Print out every line, exactly as written.

* _Stored records_:
# # #

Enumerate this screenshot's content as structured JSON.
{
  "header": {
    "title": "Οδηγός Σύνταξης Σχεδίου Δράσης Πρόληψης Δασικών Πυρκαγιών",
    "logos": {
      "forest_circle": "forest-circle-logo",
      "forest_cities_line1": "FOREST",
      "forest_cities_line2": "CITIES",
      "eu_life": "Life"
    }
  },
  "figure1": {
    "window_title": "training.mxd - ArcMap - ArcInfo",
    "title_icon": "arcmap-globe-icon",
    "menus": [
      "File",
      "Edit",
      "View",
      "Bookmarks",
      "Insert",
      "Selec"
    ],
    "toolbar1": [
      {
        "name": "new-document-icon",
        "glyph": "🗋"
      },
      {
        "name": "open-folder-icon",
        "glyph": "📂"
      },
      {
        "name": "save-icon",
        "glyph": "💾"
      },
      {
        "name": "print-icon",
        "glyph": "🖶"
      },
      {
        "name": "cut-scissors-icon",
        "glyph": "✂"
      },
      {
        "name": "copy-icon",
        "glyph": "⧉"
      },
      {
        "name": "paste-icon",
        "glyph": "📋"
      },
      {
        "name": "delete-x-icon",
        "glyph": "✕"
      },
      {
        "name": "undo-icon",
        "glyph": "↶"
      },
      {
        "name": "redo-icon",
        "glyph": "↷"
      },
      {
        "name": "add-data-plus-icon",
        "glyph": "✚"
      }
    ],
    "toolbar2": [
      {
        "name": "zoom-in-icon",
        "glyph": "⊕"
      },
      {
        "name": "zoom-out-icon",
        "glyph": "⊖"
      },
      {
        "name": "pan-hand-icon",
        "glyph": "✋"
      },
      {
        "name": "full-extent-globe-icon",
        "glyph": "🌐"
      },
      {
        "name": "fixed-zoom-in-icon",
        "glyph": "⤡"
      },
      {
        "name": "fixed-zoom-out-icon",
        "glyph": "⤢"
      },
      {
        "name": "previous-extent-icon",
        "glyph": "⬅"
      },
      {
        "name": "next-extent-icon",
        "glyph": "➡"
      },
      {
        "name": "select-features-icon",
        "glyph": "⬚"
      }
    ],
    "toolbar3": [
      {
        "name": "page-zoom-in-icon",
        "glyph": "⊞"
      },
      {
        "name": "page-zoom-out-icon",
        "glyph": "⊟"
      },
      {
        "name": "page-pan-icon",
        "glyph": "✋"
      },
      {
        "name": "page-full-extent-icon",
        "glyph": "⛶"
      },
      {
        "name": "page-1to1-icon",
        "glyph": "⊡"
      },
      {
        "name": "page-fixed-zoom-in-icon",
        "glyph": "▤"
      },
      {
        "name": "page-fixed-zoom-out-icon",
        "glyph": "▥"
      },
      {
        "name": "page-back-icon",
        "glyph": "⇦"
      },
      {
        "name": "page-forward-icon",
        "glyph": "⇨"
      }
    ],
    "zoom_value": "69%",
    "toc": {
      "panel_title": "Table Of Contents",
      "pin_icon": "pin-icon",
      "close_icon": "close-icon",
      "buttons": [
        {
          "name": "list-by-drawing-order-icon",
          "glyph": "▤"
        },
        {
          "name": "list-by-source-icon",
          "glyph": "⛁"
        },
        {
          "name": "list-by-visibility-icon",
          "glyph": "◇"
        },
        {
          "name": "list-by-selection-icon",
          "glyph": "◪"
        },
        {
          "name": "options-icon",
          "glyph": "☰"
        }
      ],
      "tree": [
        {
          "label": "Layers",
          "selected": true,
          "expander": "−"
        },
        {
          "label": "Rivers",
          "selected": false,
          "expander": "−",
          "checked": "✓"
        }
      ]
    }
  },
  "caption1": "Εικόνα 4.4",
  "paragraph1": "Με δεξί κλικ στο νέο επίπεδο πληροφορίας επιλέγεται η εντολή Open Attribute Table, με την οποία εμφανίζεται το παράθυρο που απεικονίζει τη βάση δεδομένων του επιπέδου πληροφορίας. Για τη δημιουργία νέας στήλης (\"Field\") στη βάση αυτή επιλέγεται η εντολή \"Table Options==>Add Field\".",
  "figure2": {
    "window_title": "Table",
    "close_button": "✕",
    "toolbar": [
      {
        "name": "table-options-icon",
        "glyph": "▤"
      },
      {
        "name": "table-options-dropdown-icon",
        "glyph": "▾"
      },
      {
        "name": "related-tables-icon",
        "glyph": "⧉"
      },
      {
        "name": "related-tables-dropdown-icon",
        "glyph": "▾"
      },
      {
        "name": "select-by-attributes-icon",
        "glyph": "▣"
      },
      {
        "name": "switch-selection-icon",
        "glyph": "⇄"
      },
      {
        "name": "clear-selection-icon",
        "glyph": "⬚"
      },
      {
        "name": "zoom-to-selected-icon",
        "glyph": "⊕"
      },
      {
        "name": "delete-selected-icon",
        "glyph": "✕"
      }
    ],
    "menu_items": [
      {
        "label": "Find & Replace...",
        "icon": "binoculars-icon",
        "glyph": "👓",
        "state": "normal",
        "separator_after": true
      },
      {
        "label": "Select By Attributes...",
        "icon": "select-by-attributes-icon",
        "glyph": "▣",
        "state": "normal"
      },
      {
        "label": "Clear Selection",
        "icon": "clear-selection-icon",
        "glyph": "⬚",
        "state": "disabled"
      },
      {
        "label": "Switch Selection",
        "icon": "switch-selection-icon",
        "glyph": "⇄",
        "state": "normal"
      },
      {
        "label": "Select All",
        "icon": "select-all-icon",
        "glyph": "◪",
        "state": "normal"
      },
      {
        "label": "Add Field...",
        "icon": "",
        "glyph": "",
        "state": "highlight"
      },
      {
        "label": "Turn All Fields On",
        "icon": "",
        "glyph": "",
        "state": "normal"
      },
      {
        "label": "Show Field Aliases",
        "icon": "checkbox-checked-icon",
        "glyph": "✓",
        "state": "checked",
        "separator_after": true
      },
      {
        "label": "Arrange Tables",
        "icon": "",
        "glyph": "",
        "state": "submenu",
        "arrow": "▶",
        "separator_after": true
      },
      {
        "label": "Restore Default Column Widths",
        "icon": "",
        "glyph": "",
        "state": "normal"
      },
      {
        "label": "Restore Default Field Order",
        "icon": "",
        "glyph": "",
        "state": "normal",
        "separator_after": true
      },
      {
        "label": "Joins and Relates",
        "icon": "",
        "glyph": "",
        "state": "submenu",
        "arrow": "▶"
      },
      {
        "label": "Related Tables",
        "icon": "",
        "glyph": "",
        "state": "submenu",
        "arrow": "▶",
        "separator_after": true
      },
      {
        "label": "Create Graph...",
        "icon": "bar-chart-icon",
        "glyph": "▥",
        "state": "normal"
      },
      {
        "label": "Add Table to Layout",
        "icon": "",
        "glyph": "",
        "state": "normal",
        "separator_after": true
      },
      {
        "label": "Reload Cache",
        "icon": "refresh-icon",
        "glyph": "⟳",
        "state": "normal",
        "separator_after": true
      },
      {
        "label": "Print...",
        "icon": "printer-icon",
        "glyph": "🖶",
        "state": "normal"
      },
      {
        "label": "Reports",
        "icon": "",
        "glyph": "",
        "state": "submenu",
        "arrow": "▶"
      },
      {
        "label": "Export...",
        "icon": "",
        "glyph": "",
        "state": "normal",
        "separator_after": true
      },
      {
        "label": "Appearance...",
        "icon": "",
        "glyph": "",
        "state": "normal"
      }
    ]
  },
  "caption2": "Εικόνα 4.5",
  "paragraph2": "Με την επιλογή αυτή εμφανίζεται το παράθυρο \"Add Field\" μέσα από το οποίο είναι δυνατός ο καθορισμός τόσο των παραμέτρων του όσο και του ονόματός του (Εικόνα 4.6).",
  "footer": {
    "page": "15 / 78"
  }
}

# # #

* _Problem solution_:
Enumerate this screenshot's content as structured JSON.
{
  "header": {
    "title": "Οδηγός Σύνταξης Σχεδίου Δράσης Πρόληψης Δασικών Πυρκαγιών",
    "logos": {
      "forest_circle": "forest-circle-logo",
      "forest_cities_line1": "FOREST",
      "forest_cities_line2": "CITIES",
      "eu_life": "Life"
    }
  },
  "figure1": {
    "window_title": "training.mxd - ArcMap - ArcInfo",
    "title_icon": "arcmap-globe-icon",
    "menus": [
      "File",
      "Edit",
      "View",
      "Bookmarks",
      "Insert",
      "Selec"
    ],
    "toolbar1": [
      {
        "name": "new-document-icon",
        "glyph": "🗋"
      },
      {
        "name": "open-folder-icon",
        "glyph": "📂"
      },
      {
        "name": "save-icon",
        "glyph": "💾"
      },
      {
        "name": "print-icon",
        "glyph": "🖶"
      },
      {
        "name": "cut-scissors-icon",
        "glyph": "✂"
      },
      {
        "name": "copy-icon",
        "glyph": "⧉"
      },
      {
        "name": "paste-icon",
        "glyph": "📋"
      },
      {
        "name": "delete-x-icon",
        "glyph": "✕"
      },
      {
        "name": "undo-icon",
        "glyph": "↶"
      },
      {
        "name": "redo-icon",
        "glyph": "↷"
      },
      {
        "name": "add-data-plus-icon",
        "glyph": "✚"
      }
    ],
    "toolbar2": [
      {
        "name": "zoom-in-icon",
        "glyph": "⊕"
      },
      {
        "name": "zoom-out-icon",
        "glyph": "⊖"
      },
      {
        "name": "pan-hand-icon",
        "glyph": "✋"
      },
      {
        "name": "full-extent-globe-icon",
        "glyph": "🌐"
      },
      {
        "name": "fixed-zoom-in-icon",
        "glyph": "⤡"
      },
      {
        "name": "fixed-zoom-out-icon",
        "glyph": "⤢"
      },
      {
        "name": "previous-extent-icon",
        "glyph": "⬅"
      },
      {
        "name": "next-extent-icon",
        "glyph": "➡"
      },
      {
        "name": "select-features-icon",
        "glyph": "⬚"
      }
    ],
    "toolbar3": [
      {
        "name": "page-zoom-in-icon",
        "glyph": "⊞"
      },
      {
        "name": "page-zoom-out-icon",
        "glyph": "⊟"
      },
      {
        "name": "page-pan-icon",
        "glyph": "✋"
      },
      {
        "name": "page-full-extent-icon",
        "glyph": "⛶"
      },
      {
        "name": "page-1to1-icon",
        "glyph": "⊡"
      },
      {
        "name": "page-fixed-zoom-in-icon",
        "glyph": "▤"
      },
      {
        "name": "page-fixed-zoom-out-icon",
        "glyph": "▥"
      },
      {
        "name": "page-back-icon",
        "glyph": "⇦"
      },
      {
        "name": "page-forward-icon",
        "glyph": "⇨"
      }
    ],
    "zoom_value": "69%",
    "toc": {
      "panel_title": "Table Of Contents",
      "pin_icon": "pin-icon",
      "close_icon": "close-icon",
      "buttons": [
        {
          "name": "list-by-drawing-order-icon",
          "glyph": "▤"
        },
        {
          "name": "list-by-source-icon",
          "glyph": "⛁"
        },
        {
          "name": "list-by-visibility-icon",
          "glyph": "◇"
        },
        {
          "name": "list-by-selection-icon",
          "glyph": "◪"
        },
        {
          "name": "options-icon",
          "glyph": "☰"
        }
      ],
      "tree": [
        {
          "label": "Layers",
          "selected": true,
          "expander": "−"
        },
        {
          "label": "Rivers",
          "selected": false,
          "expander": "−",
          "checked": "✓"
        }
      ]
    }
  },
  "caption1": "Εικόνα 4.4",
  "paragraph1": "Με δεξί κλικ στο νέο επίπεδο πληροφορίας επιλέγεται η εντολή Open Attribute Table, με την οποία εμφανίζεται το παράθυρο που απεικονίζει τη βάση δεδομένων του επιπέδου πληροφορίας. Για τη δημιουργία νέας στήλης (\"Field\") στη βάση αυτή επιλέγεται η εντολή \"Table Options==>Add Field\".",
  "figure2": {
    "window_title": "Table",
    "close_button": "✕",
    "toolbar": [
      {
        "name": "table-options-icon",
        "glyph": "▤"
      },
      {
        "name": "table-options-dropdown-icon",
        "glyph": "▾"
      },
      {
        "name": "related-tables-icon",
        "glyph": "⧉"
      },
      {
        "name": "related-tables-dropdown-icon",
        "glyph": "▾"
      },
      {
        "name": "select-by-attributes-icon",
        "glyph": "▣"
      },
      {
        "name": "switch-selection-icon",
        "glyph": "⇄"
      },
      {
        "name": "clear-selection-icon",
        "glyph": "⬚"
      },
      {
        "name": "zoom-to-selected-icon",
        "glyph": "⊕"
      },
      {
        "name": "delete-selected-icon",
        "glyph": "✕"
      }
    ],
    "menu_items": [
      {
        "label": "Find & Replace...",
        "icon": "binoculars-icon",
        "glyph": "👓",
        "state": "normal",
        "separator_after": true
      },
      {
        "label": "Select By Attributes...",
        "icon": "select-by-attributes-icon",
        "glyph": "▣",
        "state": "normal"
      },
      {
        "label": "Clear Selection",
        "icon": "clear-selection-icon",
        "glyph": "⬚",
        "state": "disabled"
      },
      {
        "label": "Switch Selection",
        "icon": "switch-selection-icon",
        "glyph": "⇄",
        "state": "normal"
      },
      {
        "label": "Select All",
        "icon": "select-all-icon",
        "glyph": "◪",
        "state": "normal"
      },
      {
        "label": "Add Field...",
        "icon": "",
        "glyph": "",
        "state": "highlight"
      },
      {
        "label": "Turn All Fields On",
        "icon": "",
        "glyph": "",
        "state": "normal"
      },
      {
        "label": "Show Field Aliases",
        "icon": "checkbox-checked-icon",
        "glyph": "✓",
        "state": "checked",
        "separator_after": true
      },
      {
        "label": "Arrange Tables",
        "icon": "",
        "glyph": "",
        "state": "submenu",
        "arrow": "▶",
        "separator_after": true
      },
      {
        "label": "Restore Default Column Widths",
        "icon": "",
        "glyph": "",
        "state": "normal"
      },
      {
        "label": "Restore Default Field Order",
        "icon": "",
        "glyph": "",
        "state": "normal",
        "separator_after": true
      },
      {
        "label": "Joins and Relates",
        "icon": "",
        "glyph": "",
        "state": "submenu",
        "arrow": "▶"
      },
      {
        "label": "Related Tables",
        "icon": "",
        "glyph": "",
        "state": "submenu",
        "arrow": "▶",
        "separator_after": true
      },
      {
        "label": "Create Graph...",
        "icon": "bar-chart-icon",
        "glyph": "▥",
        "state": "normal"
      },
      {
        "label": "Add Table to Layout",
        "icon": "",
        "glyph": "",
        "state": "normal",
        "separator_after": true
      },
      {
        "label": "Reload Cache",
        "icon": "refresh-icon",
        "glyph": "⟳",
        "state": "normal",
        "separator_after": true
      },
      {
        "label": "Print...",
        "icon": "printer-icon",
        "glyph": "🖶",
        "state": "normal"
      },
      {
        "label": "Reports",
        "icon": "",
        "glyph": "",
        "state": "submenu",
        "arrow": "▶"
      },
      {
        "label": "Export...",
        "icon": "",
        "glyph": "",
        "state": "normal",
        "separator_after": true
      },
      {
        "label": "Appearance...",
        "icon": "",
        "glyph": "",
        "state": "normal"
      }
    ]
  },
  "caption2": "Εικόνα 4.5",
  "paragraph2": "Με την επιλογή αυτή εμφανίζεται το παράθυρο \"Add Field\" μέσα από το οποίο είναι δυνατός ο καθορισμός τόσο των παραμέτρων του όσο και του ονόματός του (Εικόνα 4.6).",
  "footer": {
    "page": "15 / 78"
  }
}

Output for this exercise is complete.